Supplied entries:
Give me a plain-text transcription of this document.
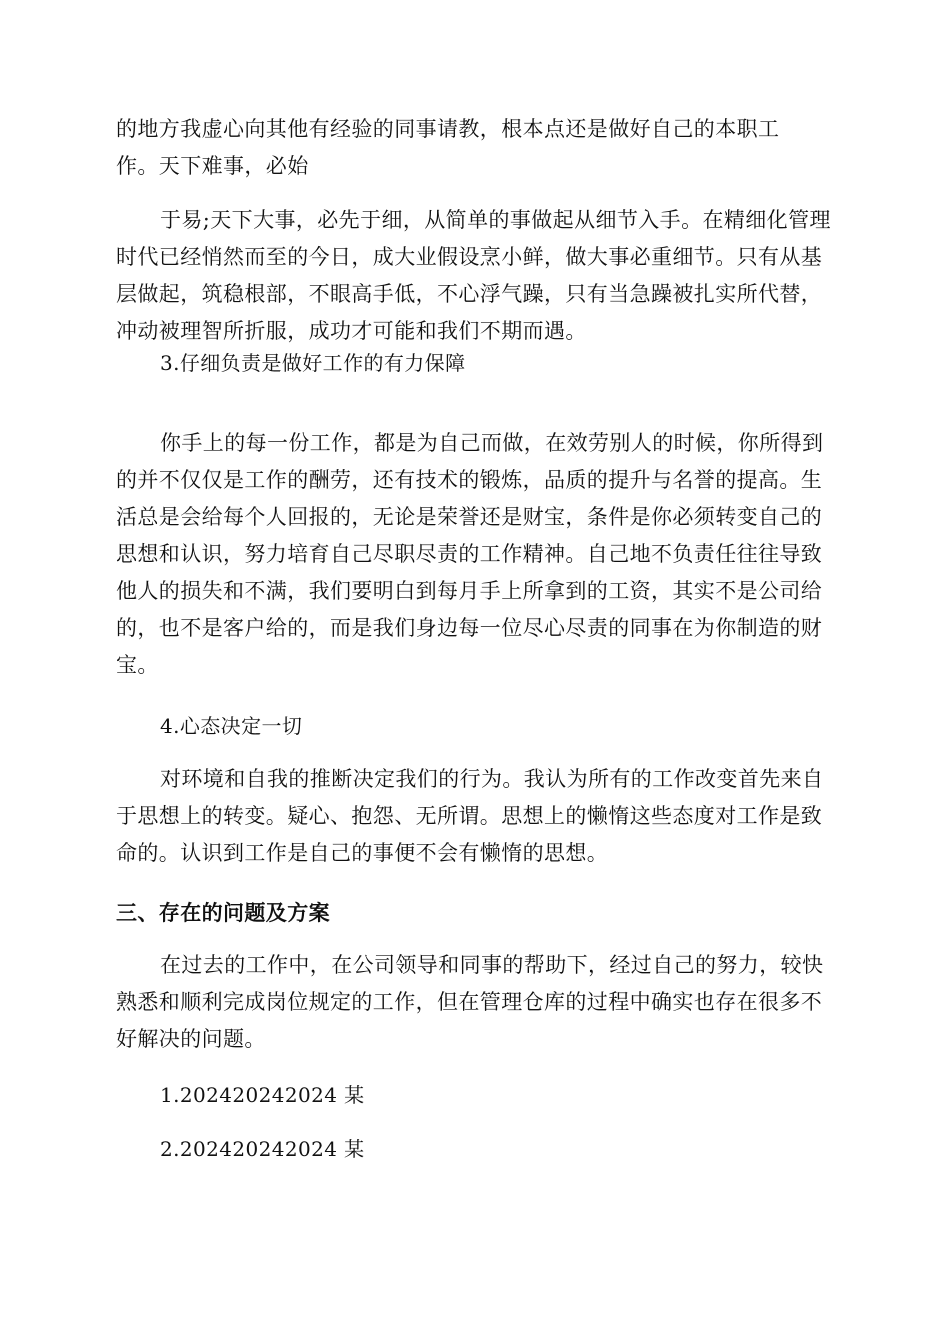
的地方我虚心向其他有经验的同事请教，根本点还是做好自己的本职工
作。天下难事，必始

于易;天下大事，必先于细，从简单的事做起从细节入手。在精细化管理时代已经悄然而至的今日，成大业假设烹小鲜，做大事必重细节。只有从基层做起，筑稳根部，不眼高手低，不心浮气躁，只有当急躁被扎实所代替，冲动被理智所折服，成功才可能和我们不期而遇。

3.仔细负责是做好工作的有力保障

你手上的每一份工作，都是为自己而做，在效劳别人的时候，你所得到的并不仅仅是工作的酬劳，还有技术的锻炼，品质的提升与名誉的提高。生活总是会给每个人回报的，无论是荣誉还是财宝，条件是你必须转变自己的思想和认识，努力培育自己尽职尽责的工作精神。自己地不负责任往往导致他人的损失和不满，我们要明白到每月手上所拿到的工资，其实不是公司给的，也不是客户给的，而是我们身边每一位尽心尽责的同事在为你制造的财宝。

4.心态决定一切

对环境和自我的推断决定我们的行为。我认为所有的工作改变首先来自于思想上的转变。疑心、抱怨、无所谓。思想上的懒惰这些态度对工作是致命的。认识到工作是自己的事便不会有懒惰的思想。

三、存在的问题及方案

在过去的工作中，在公司领导和同事的帮助下，经过自己的努力，较快熟悉和顺利完成岗位规定的工作，但在管理仓库的过程中确实也存在很多不好解决的问题。

1.202420242024 某

2.202420242024 某
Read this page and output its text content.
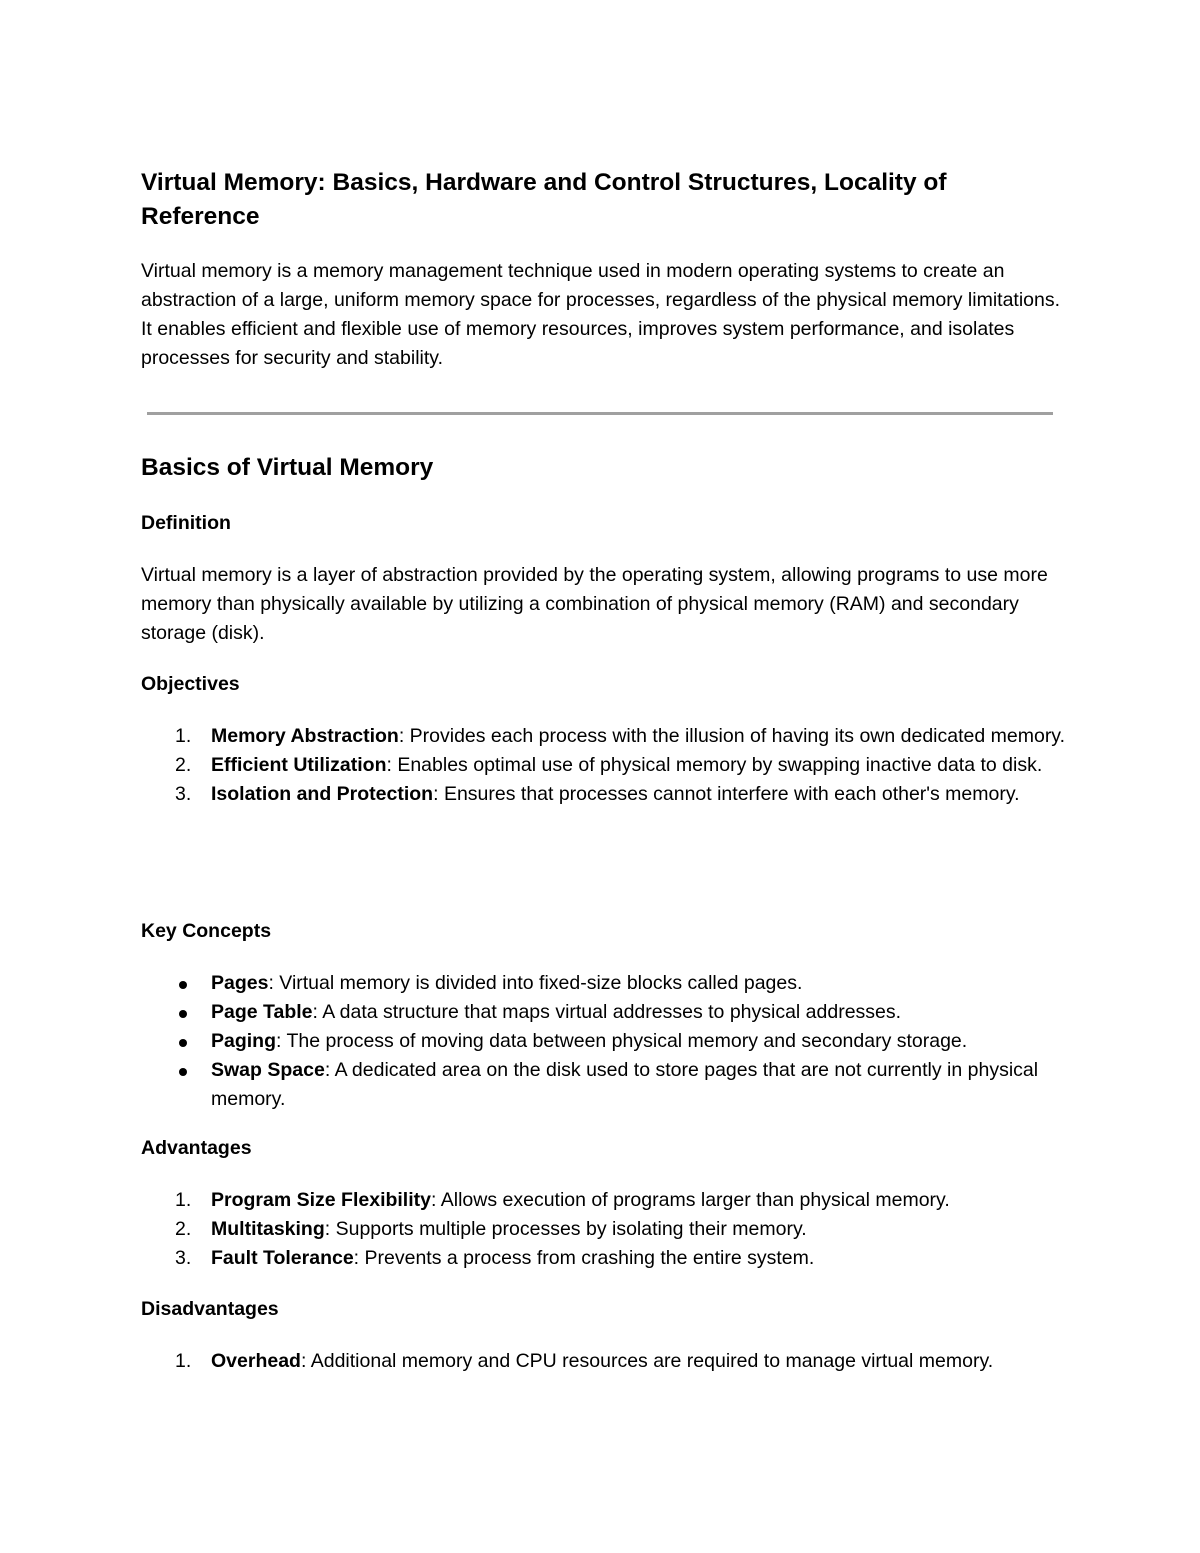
Virtual Memory: Basics, Hardware and Control Structures, Locality of Reference

Virtual memory is a memory management technique used in modern operating systems to create an abstraction of a large, uniform memory space for processes, regardless of the physical memory limitations. It enables efficient and flexible use of memory resources, improves system performance, and isolates processes for security and stability.

Basics of Virtual Memory
Definition

Virtual memory is a layer of abstraction provided by the operating system, allowing programs to use more memory than physically available by utilizing a combination of physical memory (RAM) and secondary storage (disk).

Objectives
1. Memory Abstraction: Provides each process with the illusion of having its own dedicated memory.
2. Efficient Utilization: Enables optimal use of physical memory by swapping inactive data to disk.
3. Isolation and Protection: Ensures that processes cannot interfere with each other's memory.
Key Concepts
Pages: Virtual memory is divided into fixed-size blocks called pages.
Page Table: A data structure that maps virtual addresses to physical addresses.
Paging: The process of moving data between physical memory and secondary storage.
Swap Space: A dedicated area on the disk used to store pages that are not currently in physical memory.
Advantages
1. Program Size Flexibility: Allows execution of programs larger than physical memory.
2. Multitasking: Supports multiple processes by isolating their memory.
3. Fault Tolerance: Prevents a process from crashing the entire system.
Disadvantages
1. Overhead: Additional memory and CPU resources are required to manage virtual memory.
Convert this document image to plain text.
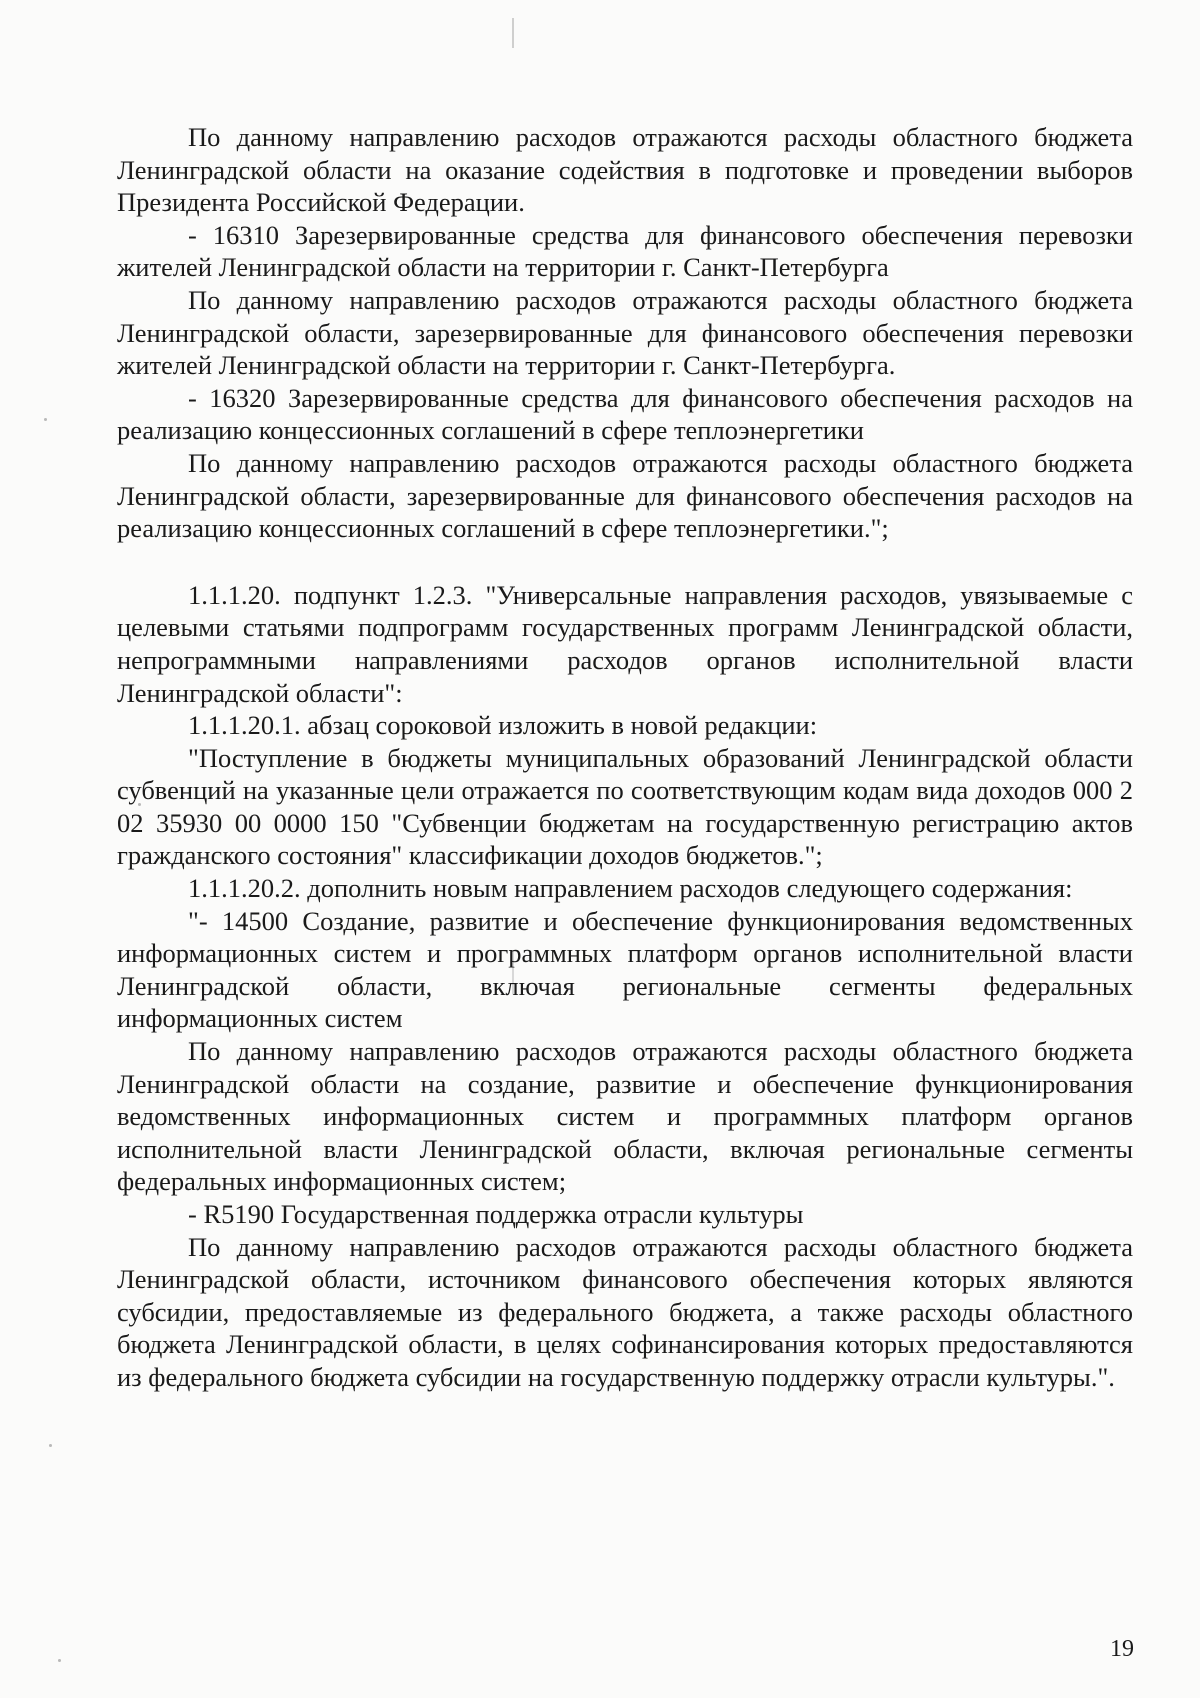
По данному направлению расходов отражаются расходы областного бюджета Ленинградской области на оказание содействия в подготовке и проведении выборов Президента Российской Федерации.

- 16310 Зарезервированные средства для финансового обеспечения перевозки жителей Ленинградской области на территории г. Санкт-Петербурга

По данному направлению расходов отражаются расходы областного бюджета Ленинградской области, зарезервированные для финансового обеспечения перевозки жителей Ленинградской области на территории г. Санкт-Петербурга.

- 16320 Зарезервированные средства для финансового обеспечения расходов на реализацию концессионных соглашений в сфере теплоэнергетики

По данному направлению расходов отражаются расходы областного бюджета Ленинградской области, зарезервированные для финансового обеспечения расходов на реализацию концессионных соглашений в сфере теплоэнергетики.";

1.1.1.20. подпункт 1.2.3. "Универсальные направления расходов, увязываемые с целевыми статьями подпрограмм государственных программ Ленинградской области, непрограммными направлениями расходов органов исполнительной власти Ленинградской области":

1.1.1.20.1. абзац сороковой изложить в новой редакции:

"Поступление в бюджеты муниципальных образований Ленинградской области субвенций на указанные цели отражается по соответствующим кодам вида доходов 000 2 02 35930 00 0000 150 "Субвенции бюджетам на государственную регистрацию актов гражданского состояния" классификации доходов бюджетов.";

1.1.1.20.2. дополнить новым направлением расходов следующего содержания:

"- 14500 Создание, развитие и обеспечение функционирования ведомственных информационных систем и программных платформ органов исполнительной власти Ленинградской области, включая региональные сегменты федеральных информационных систем

По данному направлению расходов отражаются расходы областного бюджета Ленинградской области на создание, развитие и обеспечение функционирования ведомственных информационных систем и программных платформ органов исполнительной власти Ленинградской области, включая региональные сегменты федеральных информационных систем;

- R5190 Государственная поддержка отрасли культуры

По данному направлению расходов отражаются расходы областного бюджета Ленинградской области, источником финансового обеспечения которых являются субсидии, предоставляемые из федерального бюджета, а также расходы областного бюджета Ленинградской области, в целях софинансирования которых предоставляются из федерального бюджета субсидии на государственную поддержку отрасли культуры.".

19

Description of the task:
Search the records for the word "расходов". Copy every line that has it.

The result:
По данному направлению расходов отражаются расходы областного бюджета Ленинградской области на оказание содействия в подготовке и проведении выборов Президента Российской Федерации.
По данному направлению расходов отражаются расходы областного бюджета Ленинградской области, зарезервированные для финансового обеспечения перевозки жителей Ленинградской области на территории г. Санкт-Петербурга.
- 16320 Зарезервированные средства для финансового обеспечения расходов на реализацию концессионных соглашений в сфере теплоэнергетики
По данному направлению расходов отражаются расходы областного бюджета Ленинградской области, зарезервированные для финансового обеспечения расходов на реализацию концессионных соглашений в сфере теплоэнергетики.";
1.1.1.20. подпункт 1.2.3. "Универсальные направления расходов, увязываемые с целевыми статьями подпрограмм государственных программ Ленинградской области, непрограммными направлениями расходов органов исполнительной власти Ленинградской области":
1.1.1.20.2. дополнить новым направлением расходов следующего содержания:
По данному направлению расходов отражаются расходы областного бюджета Ленинградской области на создание, развитие и обеспечение функционирования ведомственных информационных систем и программных платформ органов исполнительной власти Ленинградской области, включая региональные сегменты федеральных информационных систем;
По данному направлению расходов отражаются расходы областного бюджета Ленинградской области, источником финансового обеспечения которых являются субсидии, предоставляемые из федерального бюджета, а также расходы областного бюджета Ленинградской области, в целях софинансирования которых предоставляются из федерального бюджета субсидии на государственную поддержку отрасли культуры.".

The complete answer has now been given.